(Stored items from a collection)
┄┄┄┄┄┄┄┄┄┄┄┄┄┄┄┄┄┄┄┄
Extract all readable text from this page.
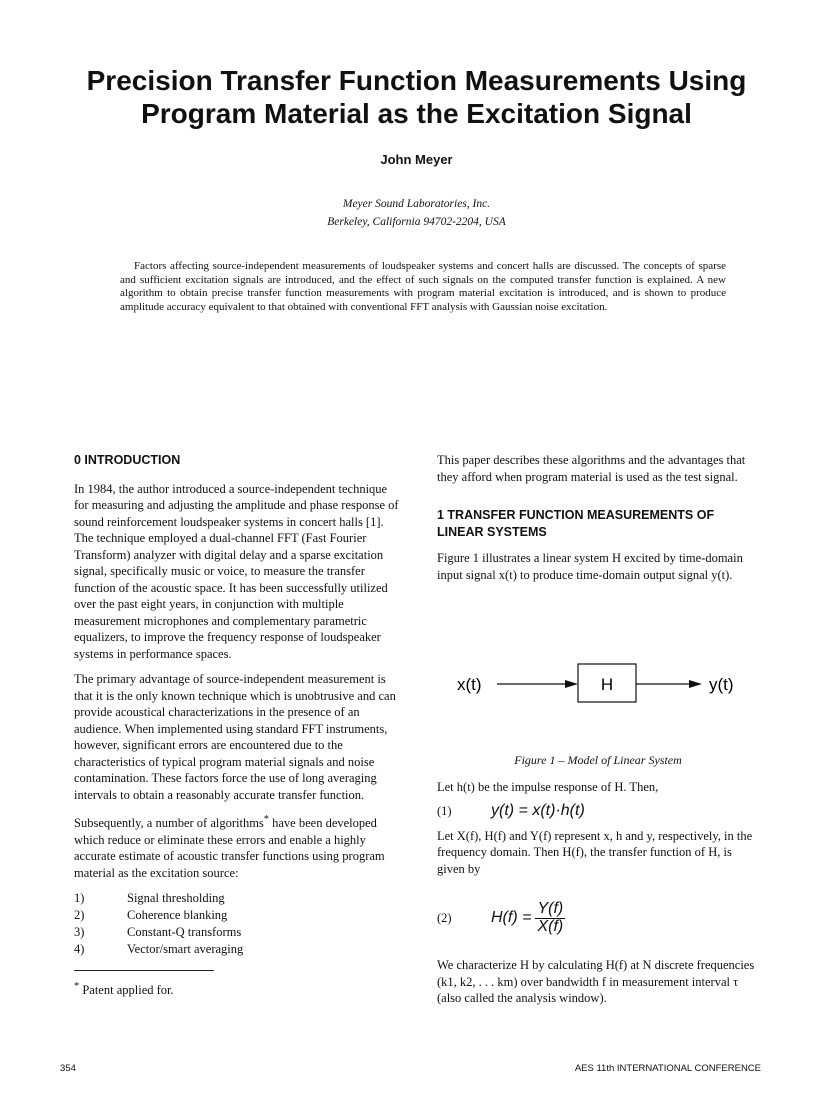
Precision Transfer Function Measurements Using
Program Material as the Excitation Signal
John Meyer
Meyer Sound Laboratories, Inc.
Berkeley, California 94702-2204, USA
Factors affecting source-independent measurements of loudspeaker systems and concert halls are discussed. The concepts of sparse and sufficient excitation signals are introduced, and the effect of such signals on the computed transfer function is explained. A new algorithm to obtain precise transfer function measurements with program material excitation is introduced, and is shown to produce amplitude accuracy equivalent to that obtained with conventional FFT analysis with Gaussian noise excitation.
0 INTRODUCTION

In 1984, the author introduced a source-independent technique for measuring and adjusting the amplitude and phase response of sound reinforcement loudspeaker systems in concert halls [1]. The technique employed a dual-channel FFT (Fast Fourier Transform) analyzer with digital delay and a sparse excitation signal, specifically music or voice, to measure the transfer function of the acoustic space. It has been successfully utilized over the past eight years, in conjunction with multiple measurement microphones and complementary parametric equalizers, to improve the frequency response of loudspeaker systems in performance spaces.

The primary advantage of source-independent measurement is that it is the only known technique which is unobtrusive and can provide acoustical characterizations in the presence of an audience. When implemented using standard FFT instruments, however, significant errors are encountered due to the characteristics of typical program material signals and noise contamination. These factors force the use of long averaging intervals to obtain a reasonably accurate transfer function.

Subsequently, a number of algorithms* have been developed which reduce or eliminate these errors and enable a highly accurate estimate of acoustic transfer functions using program material as the excitation source:

1)	Signal thresholding
2)	Coherence blanking
3)	Constant-Q transforms
4)	Vector/smart averaging
* Patent applied for.

This paper describes these algorithms and the advantages that they afford when program material is used as the test signal.

1 TRANSFER FUNCTION MEASUREMENTS OF LINEAR SYSTEMS

Figure 1 illustrates a linear system H excited by time-domain input signal x(t) to produce time-domain output signal y(t).

x(t)	H	y(t)
Figure 1 – Model of Linear System

Let h(t) be the impulse response of H. Then,

(1)	y(t) = x(t)·h(t)

Let X(f), H(f) and Y(f) represent x, h and y, respectively, in the frequency domain. Then H(f), the transfer function of H, is given by

(2)	$H(f) = \frac{Y(f)}{X(f)}$

We characterize H by calculating H(f) at N discrete frequencies (k1, k2, . . . km) over bandwidth f in measurement interval τ (also called the analysis window).

354	AES 11th INTERNATIONAL CONFERENCE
┄┄┄┄┄┄┄┄┄┄┄┄┄┄┄┄┄┄┄┄
(Request)
Copy all of the entries verbatim, leaving out any pictures they contain.

(In response)
Extract all readable text from this page.
Precision Transfer Function Measurements Using
Program Material as the Excitation Signal
John Meyer
Meyer Sound Laboratories, Inc.
Berkeley, California 94702-2204, USA
Factors affecting source-independent measurements of loudspeaker systems and concert halls are discussed. The concepts of sparse and sufficient excitation signals are introduced, and the effect of such signals on the computed transfer function is explained. A new algorithm to obtain precise transfer function measurements with program material excitation is introduced, and is shown to produce amplitude accuracy equivalent to that obtained with conventional FFT analysis with Gaussian noise excitation.
0 INTRODUCTION

In 1984, the author introduced a source-independent technique for measuring and adjusting the amplitude and phase response of sound reinforcement loudspeaker systems in concert halls [1]. The technique employed a dual-channel FFT (Fast Fourier Transform) analyzer with digital delay and a sparse excitation signal, specifically music or voice, to measure the transfer function of the acoustic space. It has been successfully utilized over the past eight years, in conjunction with multiple measurement microphones and complementary parametric equalizers, to improve the frequency response of loudspeaker systems in performance spaces.

The primary advantage of source-independent measurement is that it is the only known technique which is unobtrusive and can provide acoustical characterizations in the presence of an audience. When implemented using standard FFT instruments, however, significant errors are encountered due to the characteristics of typical program material signals and noise contamination. These factors force the use of long averaging intervals to obtain a reasonably accurate transfer function.

Subsequently, a number of algorithms* have been developed which reduce or eliminate these errors and enable a highly accurate estimate of acoustic transfer functions using program material as the excitation source:

1)	Signal thresholding
2)	Coherence blanking
3)	Constant-Q transforms
4)	Vector/smart averaging
* Patent applied for.

This paper describes these algorithms and the advantages that they afford when program material is used as the test signal.

1 TRANSFER FUNCTION MEASUREMENTS OF LINEAR SYSTEMS

Figure 1 illustrates a linear system H excited by time-domain input signal x(t) to produce time-domain output signal y(t).

x(t)	H	y(t)
Figure 1 – Model of Linear System

Let h(t) be the impulse response of H. Then,

(1)	y(t) = x(t)·h(t)

Let X(f), H(f) and Y(f) represent x, h and y, respectively, in the frequency domain. Then H(f), the transfer function of H, is given by

(2)	$H(f) = \frac{Y(f)}{X(f)}$

We characterize H by calculating H(f) at N discrete frequencies (k1, k2, . . . km) over bandwidth f in measurement interval τ (also called the analysis window).

354	AES 11th INTERNATIONAL CONFERENCE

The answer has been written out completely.